(Stored data entries)
━━━━━━━━━━━━━━━━━━━━━━━━━━━━━━

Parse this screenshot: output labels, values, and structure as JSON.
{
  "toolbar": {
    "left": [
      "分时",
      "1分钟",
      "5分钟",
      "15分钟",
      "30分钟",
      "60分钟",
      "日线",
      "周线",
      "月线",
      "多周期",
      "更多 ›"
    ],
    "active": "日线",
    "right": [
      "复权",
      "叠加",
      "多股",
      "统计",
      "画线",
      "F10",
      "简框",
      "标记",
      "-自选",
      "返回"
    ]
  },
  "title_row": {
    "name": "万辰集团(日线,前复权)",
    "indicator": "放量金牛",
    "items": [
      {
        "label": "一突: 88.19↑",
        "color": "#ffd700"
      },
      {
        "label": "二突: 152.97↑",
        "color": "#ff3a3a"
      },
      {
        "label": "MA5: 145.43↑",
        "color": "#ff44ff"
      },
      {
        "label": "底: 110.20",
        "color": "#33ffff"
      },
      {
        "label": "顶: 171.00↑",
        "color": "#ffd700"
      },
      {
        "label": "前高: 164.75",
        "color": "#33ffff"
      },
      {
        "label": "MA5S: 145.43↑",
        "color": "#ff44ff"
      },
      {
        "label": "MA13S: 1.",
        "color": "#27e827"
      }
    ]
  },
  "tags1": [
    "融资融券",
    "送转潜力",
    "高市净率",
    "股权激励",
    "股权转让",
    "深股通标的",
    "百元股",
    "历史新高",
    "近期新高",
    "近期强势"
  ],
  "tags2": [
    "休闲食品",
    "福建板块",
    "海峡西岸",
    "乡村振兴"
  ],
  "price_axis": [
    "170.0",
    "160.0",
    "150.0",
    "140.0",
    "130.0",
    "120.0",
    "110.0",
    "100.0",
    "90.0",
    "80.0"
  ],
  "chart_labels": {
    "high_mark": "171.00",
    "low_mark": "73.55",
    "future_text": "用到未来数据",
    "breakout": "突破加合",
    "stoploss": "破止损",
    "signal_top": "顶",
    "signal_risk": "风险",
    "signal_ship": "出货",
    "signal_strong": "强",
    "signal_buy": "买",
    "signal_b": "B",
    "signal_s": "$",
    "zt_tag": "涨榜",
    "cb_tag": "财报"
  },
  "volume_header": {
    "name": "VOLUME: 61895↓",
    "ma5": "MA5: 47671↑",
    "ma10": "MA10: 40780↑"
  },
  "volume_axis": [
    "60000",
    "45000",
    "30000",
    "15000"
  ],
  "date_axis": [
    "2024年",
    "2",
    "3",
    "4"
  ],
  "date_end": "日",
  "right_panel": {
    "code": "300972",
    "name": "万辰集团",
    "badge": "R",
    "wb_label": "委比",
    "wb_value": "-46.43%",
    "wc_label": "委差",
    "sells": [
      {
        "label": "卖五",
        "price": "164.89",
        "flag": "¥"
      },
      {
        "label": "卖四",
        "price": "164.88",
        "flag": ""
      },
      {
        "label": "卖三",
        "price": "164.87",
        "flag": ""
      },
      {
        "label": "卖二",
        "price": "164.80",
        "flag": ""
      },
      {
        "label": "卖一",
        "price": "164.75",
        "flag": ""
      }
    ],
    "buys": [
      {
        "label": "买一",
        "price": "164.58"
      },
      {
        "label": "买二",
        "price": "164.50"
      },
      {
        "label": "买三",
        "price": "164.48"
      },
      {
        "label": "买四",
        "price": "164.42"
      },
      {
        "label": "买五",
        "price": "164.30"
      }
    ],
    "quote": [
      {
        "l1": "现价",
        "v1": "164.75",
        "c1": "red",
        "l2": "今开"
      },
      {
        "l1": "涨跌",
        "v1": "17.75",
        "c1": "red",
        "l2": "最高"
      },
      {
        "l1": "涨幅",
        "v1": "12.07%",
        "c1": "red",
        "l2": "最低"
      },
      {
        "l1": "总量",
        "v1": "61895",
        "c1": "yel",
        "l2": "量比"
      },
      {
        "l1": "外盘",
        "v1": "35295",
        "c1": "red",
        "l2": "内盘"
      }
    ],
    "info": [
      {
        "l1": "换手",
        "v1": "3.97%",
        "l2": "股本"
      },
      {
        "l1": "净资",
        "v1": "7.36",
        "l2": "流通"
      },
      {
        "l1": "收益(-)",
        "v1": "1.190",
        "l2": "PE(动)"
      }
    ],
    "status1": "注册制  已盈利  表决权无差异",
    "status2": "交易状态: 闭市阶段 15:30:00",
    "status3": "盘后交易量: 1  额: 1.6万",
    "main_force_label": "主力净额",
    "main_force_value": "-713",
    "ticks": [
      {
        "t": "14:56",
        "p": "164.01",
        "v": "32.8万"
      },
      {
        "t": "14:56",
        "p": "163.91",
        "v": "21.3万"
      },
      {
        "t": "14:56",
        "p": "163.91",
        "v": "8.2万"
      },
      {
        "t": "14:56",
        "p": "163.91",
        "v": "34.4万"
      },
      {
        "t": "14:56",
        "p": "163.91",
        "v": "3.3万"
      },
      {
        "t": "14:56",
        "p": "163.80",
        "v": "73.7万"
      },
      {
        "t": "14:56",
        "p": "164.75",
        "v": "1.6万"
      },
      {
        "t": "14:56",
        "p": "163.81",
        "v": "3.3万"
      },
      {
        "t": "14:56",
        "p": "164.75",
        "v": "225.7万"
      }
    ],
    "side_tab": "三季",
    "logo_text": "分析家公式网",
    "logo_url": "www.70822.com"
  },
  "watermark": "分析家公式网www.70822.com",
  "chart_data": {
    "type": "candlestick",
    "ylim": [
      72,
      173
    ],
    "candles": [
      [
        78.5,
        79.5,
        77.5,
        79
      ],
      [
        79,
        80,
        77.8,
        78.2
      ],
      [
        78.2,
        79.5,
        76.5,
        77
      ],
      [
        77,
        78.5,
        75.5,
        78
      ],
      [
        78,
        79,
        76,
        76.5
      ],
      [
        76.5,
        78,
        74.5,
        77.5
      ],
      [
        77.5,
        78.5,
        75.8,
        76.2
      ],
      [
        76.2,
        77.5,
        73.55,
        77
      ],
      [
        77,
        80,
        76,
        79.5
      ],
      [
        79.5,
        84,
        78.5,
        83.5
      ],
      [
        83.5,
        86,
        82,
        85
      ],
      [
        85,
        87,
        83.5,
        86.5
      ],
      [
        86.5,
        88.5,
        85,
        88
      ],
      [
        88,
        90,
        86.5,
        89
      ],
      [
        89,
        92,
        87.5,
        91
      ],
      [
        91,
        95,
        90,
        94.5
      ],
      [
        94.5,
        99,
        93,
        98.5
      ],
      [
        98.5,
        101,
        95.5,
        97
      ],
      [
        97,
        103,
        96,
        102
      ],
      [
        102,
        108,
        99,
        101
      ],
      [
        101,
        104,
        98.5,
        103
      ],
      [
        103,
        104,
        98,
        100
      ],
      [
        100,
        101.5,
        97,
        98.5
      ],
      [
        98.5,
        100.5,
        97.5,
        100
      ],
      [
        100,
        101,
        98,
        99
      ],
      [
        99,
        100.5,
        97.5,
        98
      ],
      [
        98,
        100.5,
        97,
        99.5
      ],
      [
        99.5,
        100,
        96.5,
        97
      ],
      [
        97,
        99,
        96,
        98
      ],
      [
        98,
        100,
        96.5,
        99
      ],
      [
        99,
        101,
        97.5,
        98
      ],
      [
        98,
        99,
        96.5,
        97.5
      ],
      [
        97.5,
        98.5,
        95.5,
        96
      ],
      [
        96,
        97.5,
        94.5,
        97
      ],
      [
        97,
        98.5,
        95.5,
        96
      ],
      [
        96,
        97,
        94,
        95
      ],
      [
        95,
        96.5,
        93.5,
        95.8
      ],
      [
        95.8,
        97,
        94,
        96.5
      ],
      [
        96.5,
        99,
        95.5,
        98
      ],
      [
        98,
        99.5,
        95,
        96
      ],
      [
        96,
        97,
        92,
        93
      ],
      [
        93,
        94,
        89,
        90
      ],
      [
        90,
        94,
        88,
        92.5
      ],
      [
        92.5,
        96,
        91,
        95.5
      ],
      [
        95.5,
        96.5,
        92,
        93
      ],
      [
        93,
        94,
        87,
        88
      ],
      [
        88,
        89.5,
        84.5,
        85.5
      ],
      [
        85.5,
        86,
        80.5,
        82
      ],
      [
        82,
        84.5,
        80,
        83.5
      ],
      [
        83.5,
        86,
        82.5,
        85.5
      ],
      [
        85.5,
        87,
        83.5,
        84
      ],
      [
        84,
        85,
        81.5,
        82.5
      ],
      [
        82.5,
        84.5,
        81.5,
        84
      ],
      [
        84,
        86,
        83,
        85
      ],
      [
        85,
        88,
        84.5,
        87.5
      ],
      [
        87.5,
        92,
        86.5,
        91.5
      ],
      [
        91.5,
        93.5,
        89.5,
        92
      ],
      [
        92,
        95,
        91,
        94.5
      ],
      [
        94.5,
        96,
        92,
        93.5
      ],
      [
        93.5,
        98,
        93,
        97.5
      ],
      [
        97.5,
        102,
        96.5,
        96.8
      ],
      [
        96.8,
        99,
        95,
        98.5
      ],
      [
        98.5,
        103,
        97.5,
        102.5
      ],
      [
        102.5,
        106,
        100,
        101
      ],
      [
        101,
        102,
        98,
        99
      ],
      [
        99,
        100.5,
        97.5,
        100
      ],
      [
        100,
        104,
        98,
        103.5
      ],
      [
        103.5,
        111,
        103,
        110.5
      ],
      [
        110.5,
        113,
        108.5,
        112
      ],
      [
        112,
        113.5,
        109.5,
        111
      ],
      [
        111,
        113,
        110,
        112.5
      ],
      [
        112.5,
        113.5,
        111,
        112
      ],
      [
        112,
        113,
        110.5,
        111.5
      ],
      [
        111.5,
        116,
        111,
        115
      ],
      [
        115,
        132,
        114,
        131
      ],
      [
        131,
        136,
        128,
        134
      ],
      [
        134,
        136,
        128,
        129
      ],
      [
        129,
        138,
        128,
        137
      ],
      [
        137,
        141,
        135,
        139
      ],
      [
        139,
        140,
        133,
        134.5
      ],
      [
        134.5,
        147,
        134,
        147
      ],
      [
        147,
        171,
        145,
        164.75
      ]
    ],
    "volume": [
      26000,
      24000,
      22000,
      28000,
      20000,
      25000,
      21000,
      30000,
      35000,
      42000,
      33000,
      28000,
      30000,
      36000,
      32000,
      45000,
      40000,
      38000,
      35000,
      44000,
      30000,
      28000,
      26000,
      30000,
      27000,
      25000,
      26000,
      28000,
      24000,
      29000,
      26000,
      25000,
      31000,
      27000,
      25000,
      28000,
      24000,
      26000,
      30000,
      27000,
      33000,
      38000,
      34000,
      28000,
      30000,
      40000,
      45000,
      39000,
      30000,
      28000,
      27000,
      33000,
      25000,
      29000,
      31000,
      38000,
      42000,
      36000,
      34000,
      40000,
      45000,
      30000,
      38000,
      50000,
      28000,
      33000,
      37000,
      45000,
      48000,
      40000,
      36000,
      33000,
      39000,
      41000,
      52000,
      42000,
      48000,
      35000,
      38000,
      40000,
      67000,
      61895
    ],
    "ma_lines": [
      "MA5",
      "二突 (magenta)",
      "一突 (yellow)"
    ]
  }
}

━━━━━━━━━━━━━━━━━━━━━━━━━━━━━━

**Aim**
Pull out all lines in the data above that include "name".

**Finished task**
    "name": "万辰集团(日线,前复权)",
    "name": "VOLUME: 61895↓",
    "name": "万辰集团",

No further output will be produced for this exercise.